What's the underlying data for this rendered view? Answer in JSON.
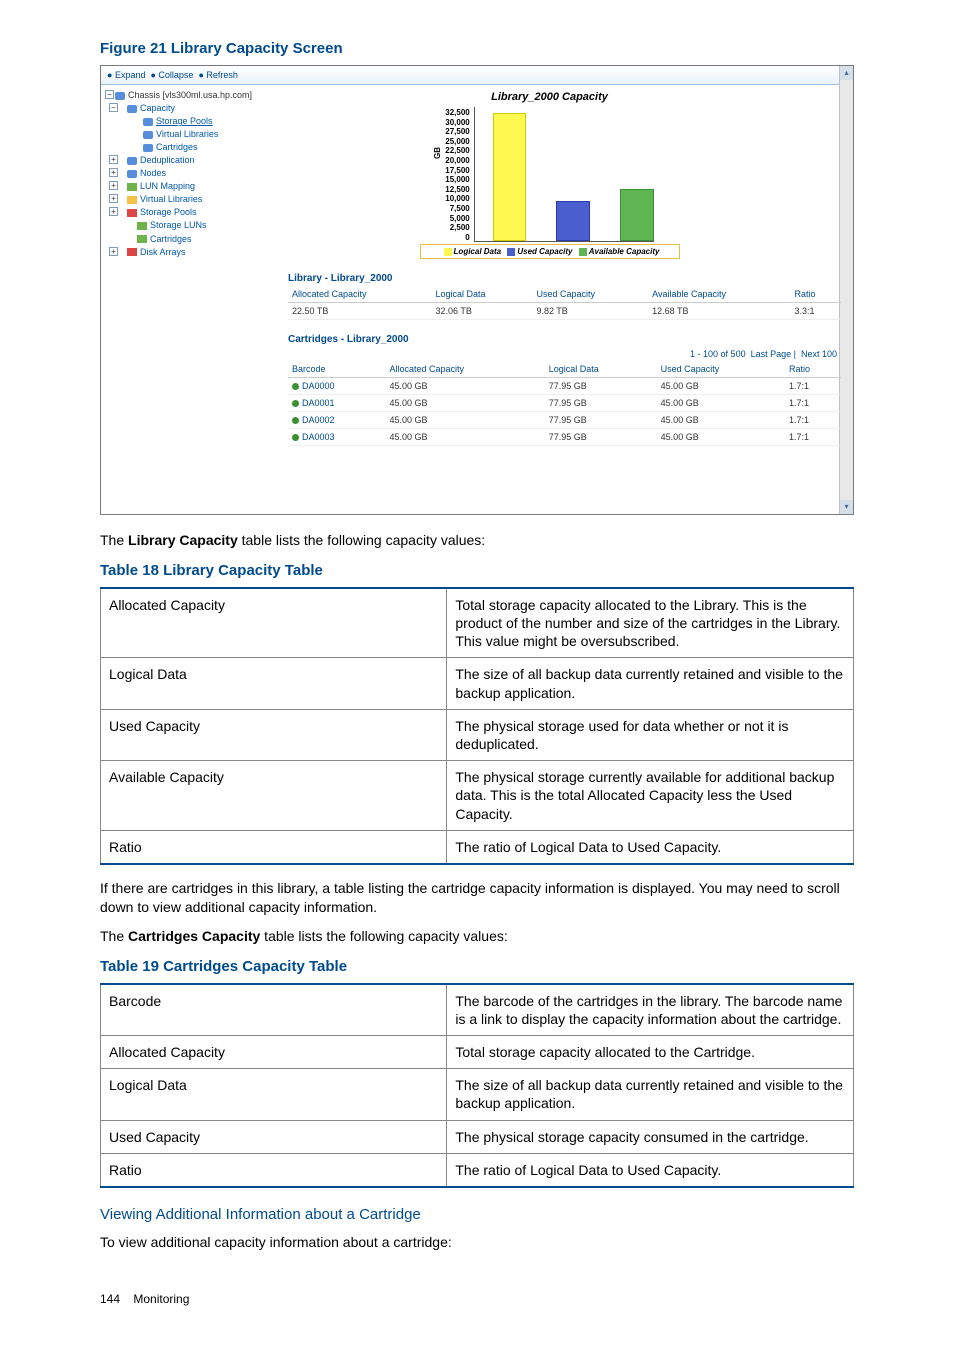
{
  "figure": {
    "caption": "Figure 21 Library Capacity Screen"
  },
  "screenshot": {
    "toolbar": {
      "expand": "Expand",
      "collapse": "Collapse",
      "refresh": "Refresh"
    },
    "tree": {
      "root": "Chassis [vls300ml.usa.hp.com]",
      "capacity": "Capacity",
      "storage_pools": "Storage Pools",
      "virtual_libraries_top": "Virtual Libraries",
      "cartridges_top": "Cartridges",
      "deduplication": "Deduplication",
      "nodes": "Nodes",
      "lun_mapping": "LUN Mapping",
      "virtual_libraries": "Virtual Libraries",
      "storage_pools2": "Storage Pools",
      "storage_luns": "Storage LUNs",
      "cartridges": "Cartridges",
      "disk_arrays": "Disk Arrays"
    },
    "chart": {
      "title": "Library_2000 Capacity",
      "gb_label": "GB",
      "ticks": [
        "32,500",
        "30,000",
        "27,500",
        "25,000",
        "22,500",
        "20,000",
        "17,500",
        "15,000",
        "12,500",
        "10,000",
        "7,500",
        "5,000",
        "2,500",
        "0"
      ],
      "legend": {
        "logical": "Logical Data",
        "used": "Used Capacity",
        "available": "Available Capacity"
      }
    },
    "library_section": {
      "header": "Library - Library_2000",
      "columns": {
        "allocated": "Allocated Capacity",
        "logical": "Logical Data",
        "used": "Used Capacity",
        "available": "Available Capacity",
        "ratio": "Ratio"
      },
      "row": {
        "allocated": "22.50 TB",
        "logical": "32.06 TB",
        "used": "9.82 TB",
        "available": "12.68 TB",
        "ratio": "3.3:1"
      }
    },
    "cartridges_section": {
      "header": "Cartridges - Library_2000",
      "pager": {
        "range": "1 - 100 of 500",
        "last": "Last Page",
        "next": "Next 100"
      },
      "columns": {
        "barcode": "Barcode",
        "allocated": "Allocated Capacity",
        "logical": "Logical Data",
        "used": "Used Capacity",
        "ratio": "Ratio"
      },
      "rows": [
        {
          "barcode": "DA0000",
          "allocated": "45.00 GB",
          "logical": "77.95 GB",
          "used": "45.00 GB",
          "ratio": "1.7:1"
        },
        {
          "barcode": "DA0001",
          "allocated": "45.00 GB",
          "logical": "77.95 GB",
          "used": "45.00 GB",
          "ratio": "1.7:1"
        },
        {
          "barcode": "DA0002",
          "allocated": "45.00 GB",
          "logical": "77.95 GB",
          "used": "45.00 GB",
          "ratio": "1.7:1"
        },
        {
          "barcode": "DA0003",
          "allocated": "45.00 GB",
          "logical": "77.95 GB",
          "used": "45.00 GB",
          "ratio": "1.7:1"
        }
      ]
    }
  },
  "intro_library": {
    "pre": "The ",
    "strong": "Library Capacity",
    "post": " table lists the following capacity values:"
  },
  "table18": {
    "caption": "Table 18 Library Capacity Table",
    "rows": [
      {
        "term": "Allocated Capacity",
        "desc": "Total storage capacity allocated to the Library. This is the product of the number and size of the cartridges in the Library. This value might be oversubscribed."
      },
      {
        "term": "Logical Data",
        "desc": "The size of all backup data currently retained and visible to the backup application."
      },
      {
        "term": "Used Capacity",
        "desc": "The physical storage used for data whether or not it is deduplicated."
      },
      {
        "term": "Available Capacity",
        "desc": "The physical storage currently available for additional backup data. This is the total Allocated Capacity less the Used Capacity."
      },
      {
        "term": "Ratio",
        "desc": "The ratio of Logical Data to Used Capacity."
      }
    ]
  },
  "mid_paragraph": "If there are cartridges in this library, a table listing the cartridge capacity information is displayed. You may need to scroll down to view additional capacity information.",
  "intro_cartridges": {
    "pre": "The ",
    "strong": "Cartridges Capacity",
    "post": " table lists the following capacity values:"
  },
  "table19": {
    "caption": "Table 19 Cartridges Capacity Table",
    "rows": [
      {
        "term": "Barcode",
        "desc": "The barcode of the cartridges in the library. The barcode name is a link to display the capacity information about the cartridge."
      },
      {
        "term": "Allocated Capacity",
        "desc": "Total storage capacity allocated to the Cartridge."
      },
      {
        "term": "Logical Data",
        "desc": "The size of all backup data currently retained and visible to the backup application."
      },
      {
        "term": "Used Capacity",
        "desc": "The physical storage capacity consumed in the cartridge."
      },
      {
        "term": "Ratio",
        "desc": "The ratio of Logical Data to Used Capacity."
      }
    ]
  },
  "sub_heading": "Viewing Additional Information about a Cartridge",
  "sub_text": "To view additional capacity information about a cartridge:",
  "footer": {
    "page": "144",
    "section": "Monitoring"
  },
  "chart_data": {
    "type": "bar",
    "title": "Library_2000 Capacity",
    "ylabel": "GB",
    "ylim": [
      0,
      32500
    ],
    "categories": [
      "Logical Data",
      "Used Capacity",
      "Available Capacity"
    ],
    "values": [
      32060,
      9820,
      12680
    ]
  }
}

# Request
The listing above needs to be output again exactly. Don't include the pictures.

# Answer to this problem
What's the underlying data for this rendered view? Answer in JSON.
{
  "figure": {
    "caption": "Figure 21 Library Capacity Screen"
  },
  "screenshot": {
    "toolbar": {
      "expand": "Expand",
      "collapse": "Collapse",
      "refresh": "Refresh"
    },
    "tree": {
      "root": "Chassis [vls300ml.usa.hp.com]",
      "capacity": "Capacity",
      "storage_pools": "Storage Pools",
      "virtual_libraries_top": "Virtual Libraries",
      "cartridges_top": "Cartridges",
      "deduplication": "Deduplication",
      "nodes": "Nodes",
      "lun_mapping": "LUN Mapping",
      "virtual_libraries": "Virtual Libraries",
      "storage_pools2": "Storage Pools",
      "storage_luns": "Storage LUNs",
      "cartridges": "Cartridges",
      "disk_arrays": "Disk Arrays"
    },
    "chart": {
      "title": "Library_2000 Capacity",
      "gb_label": "GB",
      "ticks": [
        "32,500",
        "30,000",
        "27,500",
        "25,000",
        "22,500",
        "20,000",
        "17,500",
        "15,000",
        "12,500",
        "10,000",
        "7,500",
        "5,000",
        "2,500",
        "0"
      ],
      "legend": {
        "logical": "Logical Data",
        "used": "Used Capacity",
        "available": "Available Capacity"
      }
    },
    "library_section": {
      "header": "Library - Library_2000",
      "columns": {
        "allocated": "Allocated Capacity",
        "logical": "Logical Data",
        "used": "Used Capacity",
        "available": "Available Capacity",
        "ratio": "Ratio"
      },
      "row": {
        "allocated": "22.50 TB",
        "logical": "32.06 TB",
        "used": "9.82 TB",
        "available": "12.68 TB",
        "ratio": "3.3:1"
      }
    },
    "cartridges_section": {
      "header": "Cartridges - Library_2000",
      "pager": {
        "range": "1 - 100 of 500",
        "last": "Last Page",
        "next": "Next 100"
      },
      "columns": {
        "barcode": "Barcode",
        "allocated": "Allocated Capacity",
        "logical": "Logical Data",
        "used": "Used Capacity",
        "ratio": "Ratio"
      },
      "rows": [
        {
          "barcode": "DA0000",
          "allocated": "45.00 GB",
          "logical": "77.95 GB",
          "used": "45.00 GB",
          "ratio": "1.7:1"
        },
        {
          "barcode": "DA0001",
          "allocated": "45.00 GB",
          "logical": "77.95 GB",
          "used": "45.00 GB",
          "ratio": "1.7:1"
        },
        {
          "barcode": "DA0002",
          "allocated": "45.00 GB",
          "logical": "77.95 GB",
          "used": "45.00 GB",
          "ratio": "1.7:1"
        },
        {
          "barcode": "DA0003",
          "allocated": "45.00 GB",
          "logical": "77.95 GB",
          "used": "45.00 GB",
          "ratio": "1.7:1"
        }
      ]
    }
  },
  "intro_library": {
    "pre": "The ",
    "strong": "Library Capacity",
    "post": " table lists the following capacity values:"
  },
  "table18": {
    "caption": "Table 18 Library Capacity Table",
    "rows": [
      {
        "term": "Allocated Capacity",
        "desc": "Total storage capacity allocated to the Library. This is the product of the number and size of the cartridges in the Library. This value might be oversubscribed."
      },
      {
        "term": "Logical Data",
        "desc": "The size of all backup data currently retained and visible to the backup application."
      },
      {
        "term": "Used Capacity",
        "desc": "The physical storage used for data whether or not it is deduplicated."
      },
      {
        "term": "Available Capacity",
        "desc": "The physical storage currently available for additional backup data. This is the total Allocated Capacity less the Used Capacity."
      },
      {
        "term": "Ratio",
        "desc": "The ratio of Logical Data to Used Capacity."
      }
    ]
  },
  "mid_paragraph": "If there are cartridges in this library, a table listing the cartridge capacity information is displayed. You may need to scroll down to view additional capacity information.",
  "intro_cartridges": {
    "pre": "The ",
    "strong": "Cartridges Capacity",
    "post": " table lists the following capacity values:"
  },
  "table19": {
    "caption": "Table 19 Cartridges Capacity Table",
    "rows": [
      {
        "term": "Barcode",
        "desc": "The barcode of the cartridges in the library. The barcode name is a link to display the capacity information about the cartridge."
      },
      {
        "term": "Allocated Capacity",
        "desc": "Total storage capacity allocated to the Cartridge."
      },
      {
        "term": "Logical Data",
        "desc": "The size of all backup data currently retained and visible to the backup application."
      },
      {
        "term": "Used Capacity",
        "desc": "The physical storage capacity consumed in the cartridge."
      },
      {
        "term": "Ratio",
        "desc": "The ratio of Logical Data to Used Capacity."
      }
    ]
  },
  "sub_heading": "Viewing Additional Information about a Cartridge",
  "sub_text": "To view additional capacity information about a cartridge:",
  "footer": {
    "page": "144",
    "section": "Monitoring"
  },
  "chart_data": {
    "type": "bar",
    "title": "Library_2000 Capacity",
    "ylabel": "GB",
    "ylim": [
      0,
      32500
    ],
    "categories": [
      "Logical Data",
      "Used Capacity",
      "Available Capacity"
    ],
    "values": [
      32060,
      9820,
      12680
    ]
  }
}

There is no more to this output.